◆ **TASK GOAL**: Return the listing below word for word.

◆ **INFORMATION PROVIDED**:
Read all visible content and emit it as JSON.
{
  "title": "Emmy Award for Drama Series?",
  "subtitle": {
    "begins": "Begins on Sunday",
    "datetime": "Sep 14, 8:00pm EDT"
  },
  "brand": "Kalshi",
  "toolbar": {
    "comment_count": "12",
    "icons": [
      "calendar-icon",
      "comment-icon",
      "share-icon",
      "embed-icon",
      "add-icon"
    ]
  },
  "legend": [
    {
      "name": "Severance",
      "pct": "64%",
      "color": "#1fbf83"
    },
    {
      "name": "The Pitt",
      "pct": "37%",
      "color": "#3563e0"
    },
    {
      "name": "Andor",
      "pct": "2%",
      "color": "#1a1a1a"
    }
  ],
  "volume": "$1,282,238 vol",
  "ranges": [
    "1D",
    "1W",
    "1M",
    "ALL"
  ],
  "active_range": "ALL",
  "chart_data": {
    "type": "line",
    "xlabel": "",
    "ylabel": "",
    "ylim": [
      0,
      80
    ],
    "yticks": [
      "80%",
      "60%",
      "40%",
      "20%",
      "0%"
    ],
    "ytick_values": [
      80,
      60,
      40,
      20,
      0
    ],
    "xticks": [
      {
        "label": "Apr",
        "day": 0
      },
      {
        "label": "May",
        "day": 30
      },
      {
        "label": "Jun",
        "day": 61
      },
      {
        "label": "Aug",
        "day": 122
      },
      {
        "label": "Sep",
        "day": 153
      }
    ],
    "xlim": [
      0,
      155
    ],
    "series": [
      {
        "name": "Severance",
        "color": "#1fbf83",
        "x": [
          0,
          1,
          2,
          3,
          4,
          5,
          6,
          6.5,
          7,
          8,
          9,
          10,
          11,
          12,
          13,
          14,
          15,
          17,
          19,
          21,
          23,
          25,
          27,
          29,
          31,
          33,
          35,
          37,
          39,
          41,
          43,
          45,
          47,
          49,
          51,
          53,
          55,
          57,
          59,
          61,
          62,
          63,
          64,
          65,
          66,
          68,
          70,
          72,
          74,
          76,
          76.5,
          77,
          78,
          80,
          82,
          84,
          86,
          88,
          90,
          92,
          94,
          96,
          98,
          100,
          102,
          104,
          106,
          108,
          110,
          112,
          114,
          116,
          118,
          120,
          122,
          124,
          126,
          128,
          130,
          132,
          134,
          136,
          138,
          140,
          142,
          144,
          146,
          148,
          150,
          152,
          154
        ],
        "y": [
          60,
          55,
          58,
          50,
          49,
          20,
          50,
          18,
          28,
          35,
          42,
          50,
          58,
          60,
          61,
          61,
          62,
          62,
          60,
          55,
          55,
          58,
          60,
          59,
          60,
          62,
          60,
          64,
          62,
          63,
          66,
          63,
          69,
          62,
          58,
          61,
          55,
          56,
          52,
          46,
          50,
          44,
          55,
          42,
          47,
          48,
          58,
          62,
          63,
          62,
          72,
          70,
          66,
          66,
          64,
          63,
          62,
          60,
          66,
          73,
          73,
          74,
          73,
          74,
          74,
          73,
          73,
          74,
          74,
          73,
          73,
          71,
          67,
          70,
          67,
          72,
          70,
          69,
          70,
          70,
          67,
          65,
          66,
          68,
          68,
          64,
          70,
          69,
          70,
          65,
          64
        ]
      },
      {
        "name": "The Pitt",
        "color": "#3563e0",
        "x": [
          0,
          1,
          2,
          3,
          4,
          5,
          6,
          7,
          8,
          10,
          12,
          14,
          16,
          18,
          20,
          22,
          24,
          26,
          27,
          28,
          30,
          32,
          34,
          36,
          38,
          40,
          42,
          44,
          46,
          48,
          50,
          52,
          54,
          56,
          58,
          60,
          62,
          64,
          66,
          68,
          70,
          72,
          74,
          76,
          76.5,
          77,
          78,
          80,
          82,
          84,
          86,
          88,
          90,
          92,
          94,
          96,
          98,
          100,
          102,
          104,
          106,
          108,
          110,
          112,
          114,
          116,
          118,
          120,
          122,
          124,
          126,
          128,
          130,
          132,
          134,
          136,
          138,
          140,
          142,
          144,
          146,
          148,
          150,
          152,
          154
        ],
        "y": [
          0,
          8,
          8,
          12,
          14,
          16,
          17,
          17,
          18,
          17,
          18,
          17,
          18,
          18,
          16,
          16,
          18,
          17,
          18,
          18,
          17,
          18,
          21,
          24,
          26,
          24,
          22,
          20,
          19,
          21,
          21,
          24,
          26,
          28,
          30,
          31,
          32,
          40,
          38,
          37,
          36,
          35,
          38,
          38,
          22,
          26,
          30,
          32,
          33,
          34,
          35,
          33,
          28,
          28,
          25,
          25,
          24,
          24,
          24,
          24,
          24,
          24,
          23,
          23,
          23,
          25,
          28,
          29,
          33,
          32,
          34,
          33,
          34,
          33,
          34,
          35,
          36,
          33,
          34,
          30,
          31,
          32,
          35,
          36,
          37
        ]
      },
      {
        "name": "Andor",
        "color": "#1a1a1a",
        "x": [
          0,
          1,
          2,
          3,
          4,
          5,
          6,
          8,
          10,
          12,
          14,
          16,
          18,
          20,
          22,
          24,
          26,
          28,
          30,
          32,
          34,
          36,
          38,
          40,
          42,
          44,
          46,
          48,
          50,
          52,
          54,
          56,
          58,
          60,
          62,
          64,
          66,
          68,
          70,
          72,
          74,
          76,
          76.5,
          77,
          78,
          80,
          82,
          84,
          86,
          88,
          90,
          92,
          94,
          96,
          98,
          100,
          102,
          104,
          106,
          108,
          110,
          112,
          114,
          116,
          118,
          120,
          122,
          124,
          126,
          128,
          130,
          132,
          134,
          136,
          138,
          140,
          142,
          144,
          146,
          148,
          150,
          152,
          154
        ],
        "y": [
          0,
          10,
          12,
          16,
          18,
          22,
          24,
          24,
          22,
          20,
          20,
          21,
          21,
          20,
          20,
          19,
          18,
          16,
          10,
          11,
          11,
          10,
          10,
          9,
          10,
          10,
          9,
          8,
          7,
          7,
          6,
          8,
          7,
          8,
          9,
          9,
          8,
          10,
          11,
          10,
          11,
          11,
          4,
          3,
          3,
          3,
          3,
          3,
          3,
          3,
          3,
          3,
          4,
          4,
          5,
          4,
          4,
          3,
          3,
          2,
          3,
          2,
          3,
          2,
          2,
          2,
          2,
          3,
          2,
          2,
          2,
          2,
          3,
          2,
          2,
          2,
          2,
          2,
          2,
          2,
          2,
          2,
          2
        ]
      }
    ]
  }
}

◆ **ANSWER BELOW**:
Read all visible content and emit it as JSON.
{
  "title": "Emmy Award for Drama Series?",
  "subtitle": {
    "begins": "Begins on Sunday",
    "datetime": "Sep 14, 8:00pm EDT"
  },
  "brand": "Kalshi",
  "toolbar": {
    "comment_count": "12",
    "icons": [
      "calendar-icon",
      "comment-icon",
      "share-icon",
      "embed-icon",
      "add-icon"
    ]
  },
  "legend": [
    {
      "name": "Severance",
      "pct": "64%",
      "color": "#1fbf83"
    },
    {
      "name": "The Pitt",
      "pct": "37%",
      "color": "#3563e0"
    },
    {
      "name": "Andor",
      "pct": "2%",
      "color": "#1a1a1a"
    }
  ],
  "volume": "$1,282,238 vol",
  "ranges": [
    "1D",
    "1W",
    "1M",
    "ALL"
  ],
  "active_range": "ALL",
  "chart_data": {
    "type": "line",
    "xlabel": "",
    "ylabel": "",
    "ylim": [
      0,
      80
    ],
    "yticks": [
      "80%",
      "60%",
      "40%",
      "20%",
      "0%"
    ],
    "ytick_values": [
      80,
      60,
      40,
      20,
      0
    ],
    "xticks": [
      {
        "label": "Apr",
        "day": 0
      },
      {
        "label": "May",
        "day": 30
      },
      {
        "label": "Jun",
        "day": 61
      },
      {
        "label": "Aug",
        "day": 122
      },
      {
        "label": "Sep",
        "day": 153
      }
    ],
    "xlim": [
      0,
      155
    ],
    "series": [
      {
        "name": "Severance",
        "color": "#1fbf83",
        "x": [
          0,
          1,
          2,
          3,
          4,
          5,
          6,
          6.5,
          7,
          8,
          9,
          10,
          11,
          12,
          13,
          14,
          15,
          17,
          19,
          21,
          23,
          25,
          27,
          29,
          31,
          33,
          35,
          37,
          39,
          41,
          43,
          45,
          47,
          49,
          51,
          53,
          55,
          57,
          59,
          61,
          62,
          63,
          64,
          65,
          66,
          68,
          70,
          72,
          74,
          76,
          76.5,
          77,
          78,
          80,
          82,
          84,
          86,
          88,
          90,
          92,
          94,
          96,
          98,
          100,
          102,
          104,
          106,
          108,
          110,
          112,
          114,
          116,
          118,
          120,
          122,
          124,
          126,
          128,
          130,
          132,
          134,
          136,
          138,
          140,
          142,
          144,
          146,
          148,
          150,
          152,
          154
        ],
        "y": [
          60,
          55,
          58,
          50,
          49,
          20,
          50,
          18,
          28,
          35,
          42,
          50,
          58,
          60,
          61,
          61,
          62,
          62,
          60,
          55,
          55,
          58,
          60,
          59,
          60,
          62,
          60,
          64,
          62,
          63,
          66,
          63,
          69,
          62,
          58,
          61,
          55,
          56,
          52,
          46,
          50,
          44,
          55,
          42,
          47,
          48,
          58,
          62,
          63,
          62,
          72,
          70,
          66,
          66,
          64,
          63,
          62,
          60,
          66,
          73,
          73,
          74,
          73,
          74,
          74,
          73,
          73,
          74,
          74,
          73,
          73,
          71,
          67,
          70,
          67,
          72,
          70,
          69,
          70,
          70,
          67,
          65,
          66,
          68,
          68,
          64,
          70,
          69,
          70,
          65,
          64
        ]
      },
      {
        "name": "The Pitt",
        "color": "#3563e0",
        "x": [
          0,
          1,
          2,
          3,
          4,
          5,
          6,
          7,
          8,
          10,
          12,
          14,
          16,
          18,
          20,
          22,
          24,
          26,
          27,
          28,
          30,
          32,
          34,
          36,
          38,
          40,
          42,
          44,
          46,
          48,
          50,
          52,
          54,
          56,
          58,
          60,
          62,
          64,
          66,
          68,
          70,
          72,
          74,
          76,
          76.5,
          77,
          78,
          80,
          82,
          84,
          86,
          88,
          90,
          92,
          94,
          96,
          98,
          100,
          102,
          104,
          106,
          108,
          110,
          112,
          114,
          116,
          118,
          120,
          122,
          124,
          126,
          128,
          130,
          132,
          134,
          136,
          138,
          140,
          142,
          144,
          146,
          148,
          150,
          152,
          154
        ],
        "y": [
          0,
          8,
          8,
          12,
          14,
          16,
          17,
          17,
          18,
          17,
          18,
          17,
          18,
          18,
          16,
          16,
          18,
          17,
          18,
          18,
          17,
          18,
          21,
          24,
          26,
          24,
          22,
          20,
          19,
          21,
          21,
          24,
          26,
          28,
          30,
          31,
          32,
          40,
          38,
          37,
          36,
          35,
          38,
          38,
          22,
          26,
          30,
          32,
          33,
          34,
          35,
          33,
          28,
          28,
          25,
          25,
          24,
          24,
          24,
          24,
          24,
          24,
          23,
          23,
          23,
          25,
          28,
          29,
          33,
          32,
          34,
          33,
          34,
          33,
          34,
          35,
          36,
          33,
          34,
          30,
          31,
          32,
          35,
          36,
          37
        ]
      },
      {
        "name": "Andor",
        "color": "#1a1a1a",
        "x": [
          0,
          1,
          2,
          3,
          4,
          5,
          6,
          8,
          10,
          12,
          14,
          16,
          18,
          20,
          22,
          24,
          26,
          28,
          30,
          32,
          34,
          36,
          38,
          40,
          42,
          44,
          46,
          48,
          50,
          52,
          54,
          56,
          58,
          60,
          62,
          64,
          66,
          68,
          70,
          72,
          74,
          76,
          76.5,
          77,
          78,
          80,
          82,
          84,
          86,
          88,
          90,
          92,
          94,
          96,
          98,
          100,
          102,
          104,
          106,
          108,
          110,
          112,
          114,
          116,
          118,
          120,
          122,
          124,
          126,
          128,
          130,
          132,
          134,
          136,
          138,
          140,
          142,
          144,
          146,
          148,
          150,
          152,
          154
        ],
        "y": [
          0,
          10,
          12,
          16,
          18,
          22,
          24,
          24,
          22,
          20,
          20,
          21,
          21,
          20,
          20,
          19,
          18,
          16,
          10,
          11,
          11,
          10,
          10,
          9,
          10,
          10,
          9,
          8,
          7,
          7,
          6,
          8,
          7,
          8,
          9,
          9,
          8,
          10,
          11,
          10,
          11,
          11,
          4,
          3,
          3,
          3,
          3,
          3,
          3,
          3,
          3,
          3,
          4,
          4,
          5,
          4,
          4,
          3,
          3,
          2,
          3,
          2,
          3,
          2,
          2,
          2,
          2,
          3,
          2,
          2,
          2,
          2,
          3,
          2,
          2,
          2,
          2,
          2,
          2,
          2,
          2,
          2,
          2
        ]
      }
    ]
  }
}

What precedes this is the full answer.